Copy out all lines carrying the word "time".

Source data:
--*--
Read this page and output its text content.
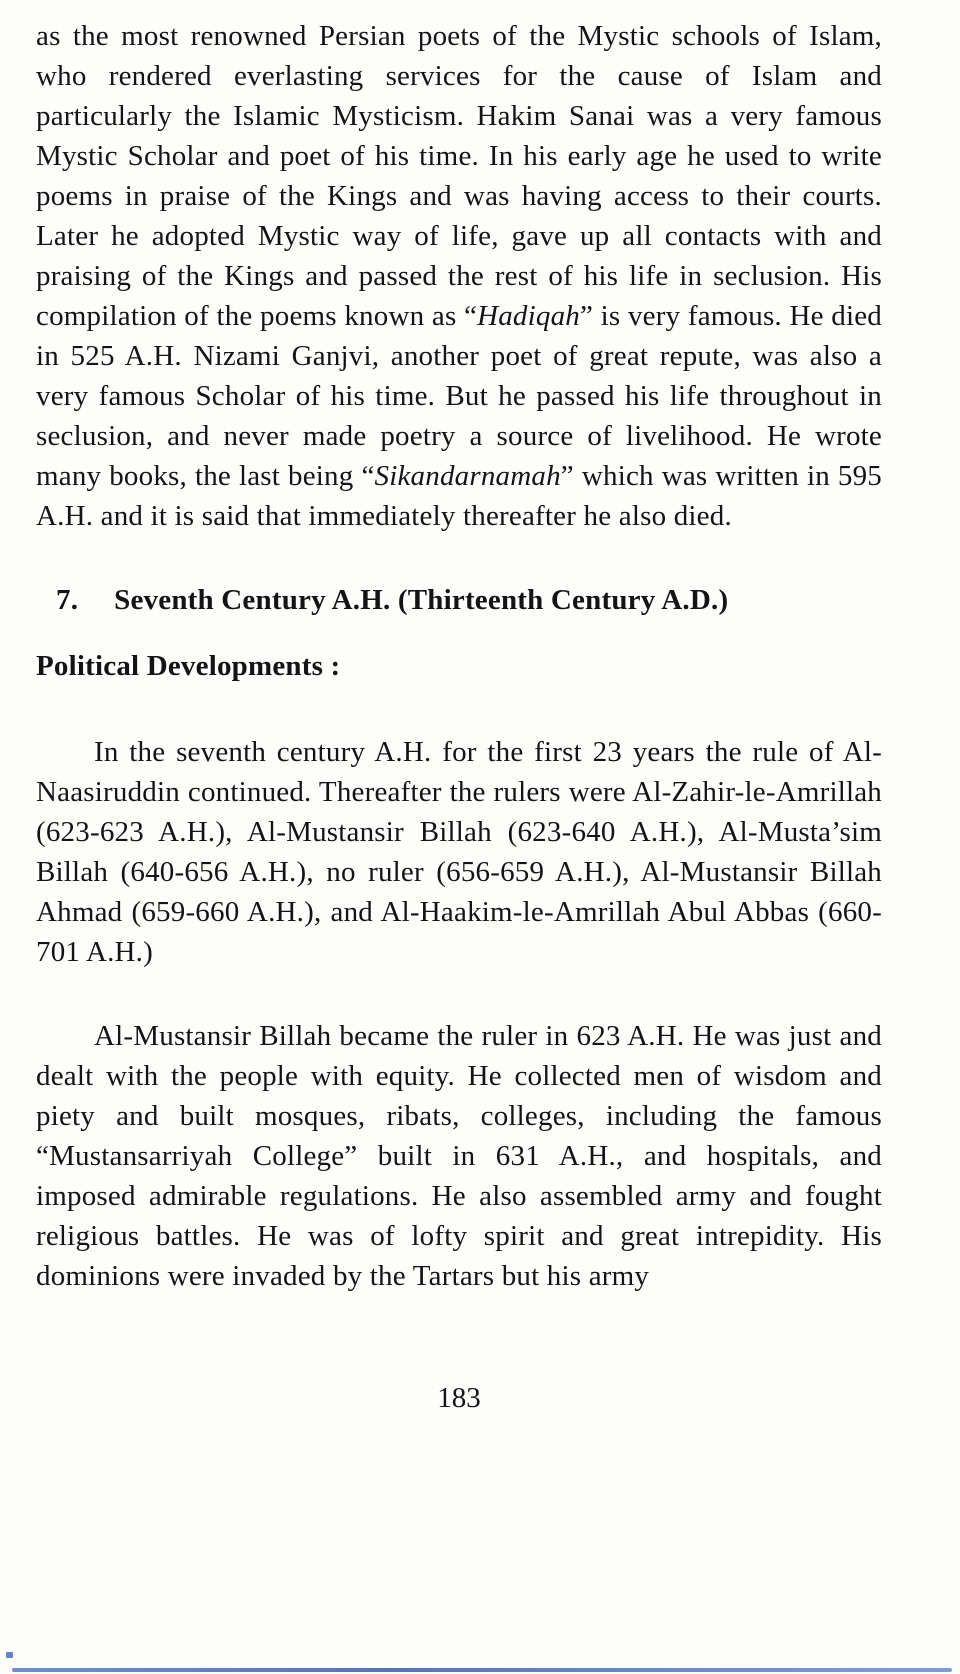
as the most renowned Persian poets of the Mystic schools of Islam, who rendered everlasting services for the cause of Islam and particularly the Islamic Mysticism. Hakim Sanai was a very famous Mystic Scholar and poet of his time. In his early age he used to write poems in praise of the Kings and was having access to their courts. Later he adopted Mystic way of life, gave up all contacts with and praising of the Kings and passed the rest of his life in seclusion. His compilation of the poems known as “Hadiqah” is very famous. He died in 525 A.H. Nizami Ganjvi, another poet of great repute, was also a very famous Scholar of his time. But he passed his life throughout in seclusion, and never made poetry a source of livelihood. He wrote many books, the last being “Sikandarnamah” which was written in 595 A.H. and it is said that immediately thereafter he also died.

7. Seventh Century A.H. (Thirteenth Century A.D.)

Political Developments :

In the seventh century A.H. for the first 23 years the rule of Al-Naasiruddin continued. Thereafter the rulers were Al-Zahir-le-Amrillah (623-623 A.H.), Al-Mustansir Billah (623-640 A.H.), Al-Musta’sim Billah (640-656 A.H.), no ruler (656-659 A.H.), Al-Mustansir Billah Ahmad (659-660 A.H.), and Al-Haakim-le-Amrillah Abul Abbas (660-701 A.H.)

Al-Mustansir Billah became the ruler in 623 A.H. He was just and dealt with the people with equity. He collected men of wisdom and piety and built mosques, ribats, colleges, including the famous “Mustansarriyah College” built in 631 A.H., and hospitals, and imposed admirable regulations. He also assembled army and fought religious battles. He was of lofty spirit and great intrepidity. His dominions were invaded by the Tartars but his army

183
--*--
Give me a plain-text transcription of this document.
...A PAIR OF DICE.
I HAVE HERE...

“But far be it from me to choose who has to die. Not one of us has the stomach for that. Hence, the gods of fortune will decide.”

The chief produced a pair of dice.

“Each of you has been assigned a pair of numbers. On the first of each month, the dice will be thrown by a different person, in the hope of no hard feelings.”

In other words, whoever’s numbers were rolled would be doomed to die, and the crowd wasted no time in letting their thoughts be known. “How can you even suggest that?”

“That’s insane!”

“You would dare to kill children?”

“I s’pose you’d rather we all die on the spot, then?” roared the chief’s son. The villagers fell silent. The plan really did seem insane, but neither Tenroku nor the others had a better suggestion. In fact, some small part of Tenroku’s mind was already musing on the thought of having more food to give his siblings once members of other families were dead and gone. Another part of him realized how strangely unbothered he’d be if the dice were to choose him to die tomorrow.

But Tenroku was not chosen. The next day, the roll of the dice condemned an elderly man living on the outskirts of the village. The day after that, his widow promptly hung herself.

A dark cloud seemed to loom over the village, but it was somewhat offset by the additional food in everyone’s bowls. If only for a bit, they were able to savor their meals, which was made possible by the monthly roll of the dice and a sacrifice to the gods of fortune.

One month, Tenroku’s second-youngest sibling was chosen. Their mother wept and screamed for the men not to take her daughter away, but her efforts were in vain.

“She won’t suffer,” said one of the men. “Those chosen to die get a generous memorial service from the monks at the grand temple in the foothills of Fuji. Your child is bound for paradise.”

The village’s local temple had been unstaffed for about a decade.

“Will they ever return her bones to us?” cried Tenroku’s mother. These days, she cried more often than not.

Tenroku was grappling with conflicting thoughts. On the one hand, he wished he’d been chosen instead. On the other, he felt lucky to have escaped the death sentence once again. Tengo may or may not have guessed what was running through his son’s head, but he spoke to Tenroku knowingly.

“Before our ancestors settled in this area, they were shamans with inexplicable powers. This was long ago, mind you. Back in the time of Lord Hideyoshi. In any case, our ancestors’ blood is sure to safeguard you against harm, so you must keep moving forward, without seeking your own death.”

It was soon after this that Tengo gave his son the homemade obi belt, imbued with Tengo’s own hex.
--*--
RESULT OF THE EXERCISE:
as the most renowned Persian poets of the Mystic schools of Islam, who rendered everlasting services for the cause of Islam and particularly the Islamic Mysticism. Hakim Sanai was a very famous Mystic Scholar and poet of his time. In his early age he used to write poems in praise of the Kings and was having access to their courts. Later he adopted Mystic way of life, gave up all contacts with and praising of the Kings and passed the rest of his life in seclusion. His compilation of the poems known as “Hadiqah” is very famous. He died in 525 A.H. Nizami Ganjvi, another poet of great repute, was also a very famous Scholar of his time. But he passed his life throughout in seclusion, and never made poetry a source of livelihood. He wrote many books, the last being “Sikandarnamah” which was written in 595 A.H. and it is said that immediately thereafter he also died.
In other words, whoever’s numbers were rolled would be doomed to die, and the crowd wasted no time in letting their thoughts be known. “How can you even suggest that?”
“Before our ancestors settled in this area, they were shamans with inexplicable powers. This was long ago, mind you. Back in the time of Lord Hideyoshi. In any case, our ancestors’ blood is sure to safeguard you against harm, so you must keep moving forward, without seeking your own death.”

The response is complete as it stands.